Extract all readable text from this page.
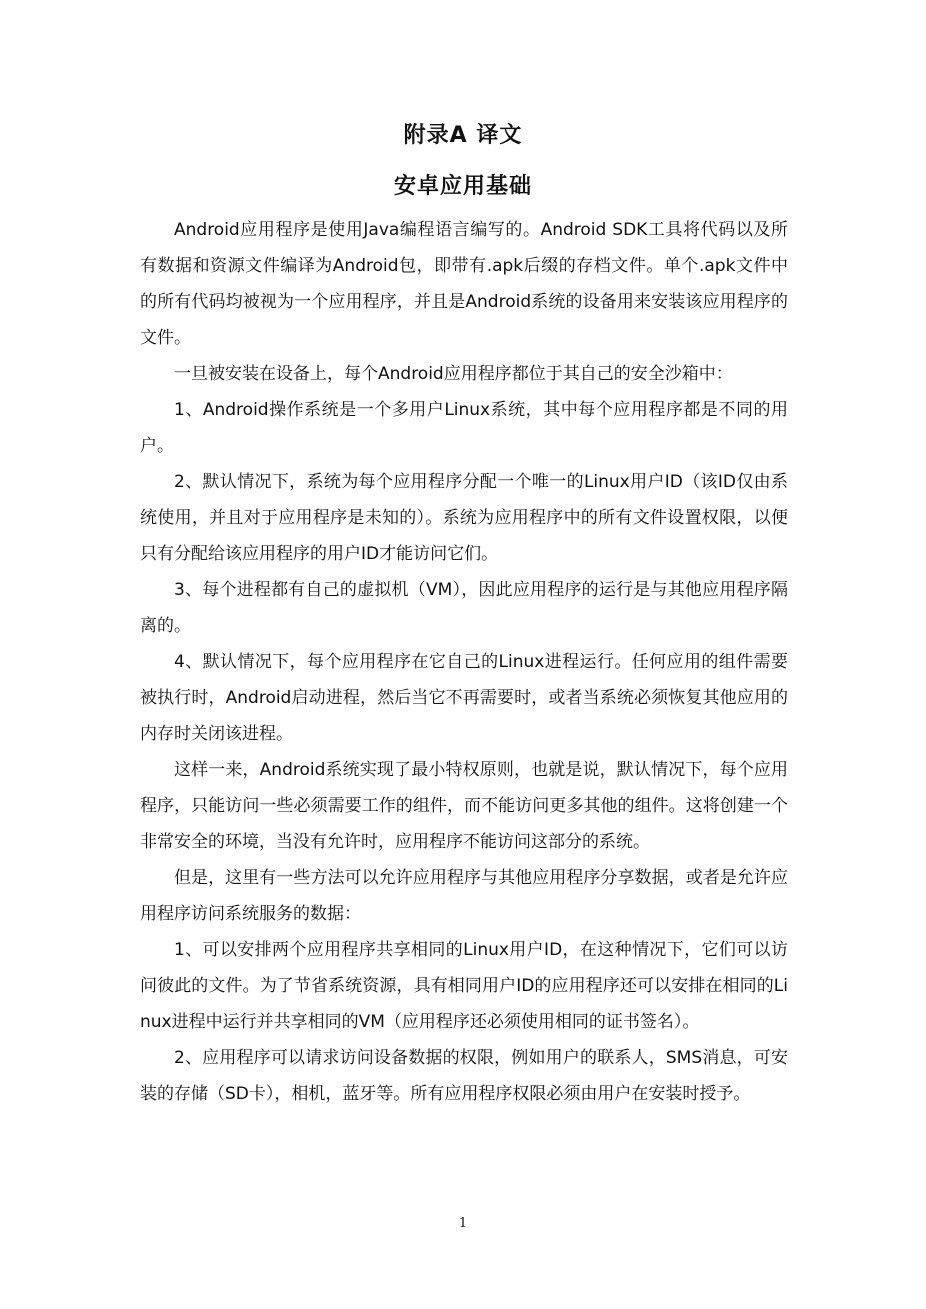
附录A 译文
安卓应用基础

Android应用程序是使用Java编程语言编写的。Android SDK工具将代码以及所有数据和资源文件编译为Android包，即带有.apk后缀的存档文件。单个.apk文件中的所有代码均被视为一个应用程序，并且是Android系统的设备用来安装该应用程序的文件。

一旦被安装在设备上，每个Android应用程序都位于其自己的安全沙箱中：

1、Android操作系统是一个多用户Linux系统，其中每个应用程序都是不同的用户。

2、默认情况下，系统为每个应用程序分配一个唯一的Linux用户ID（该ID仅由系统使用，并且对于应用程序是未知的）。系统为应用程序中的所有文件设置权限，以便只有分配给该应用程序的用户ID才能访问它们。

3、每个进程都有自己的虚拟机（VM），因此应用程序的运行是与其他应用程序隔离的。

4、默认情况下，每个应用程序在它自己的Linux进程运行。任何应用的组件需要被执行时，Android启动进程，然后当它不再需要时，或者当系统必须恢复其他应用的内存时关闭该进程。

这样一来，Android系统实现了最小特权原则，也就是说，默认情况下，每个应用程序，只能访问一些必须需要工作的组件，而不能访问更多其他的组件。这将创建一个非常安全的环境，当没有允许时，应用程序不能访问这部分的系统。

但是，这里有一些方法可以允许应用程序与其他应用程序分享数据，或者是允许应用程序访问系统服务的数据：

1、可以安排两个应用程序共享相同的Linux用户ID，在这种情况下，它们可以访问彼此的文件。为了节省系统资源，具有相同用户ID的应用程序还可以安排在相同的Linux进程中运行并共享相同的VM（应用程序还必须使用相同的证书签名）。

2、应用程序可以请求访问设备数据的权限，例如用户的联系人，SMS消息，可安装的存储（SD卡），相机，蓝牙等。所有应用程序权限必须由用户在安装时授予。

1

## What needs to be done
Some lines of the records may hold the word "默认情况下". How many do? Answer with a number and nothing else.

## Exercise result
3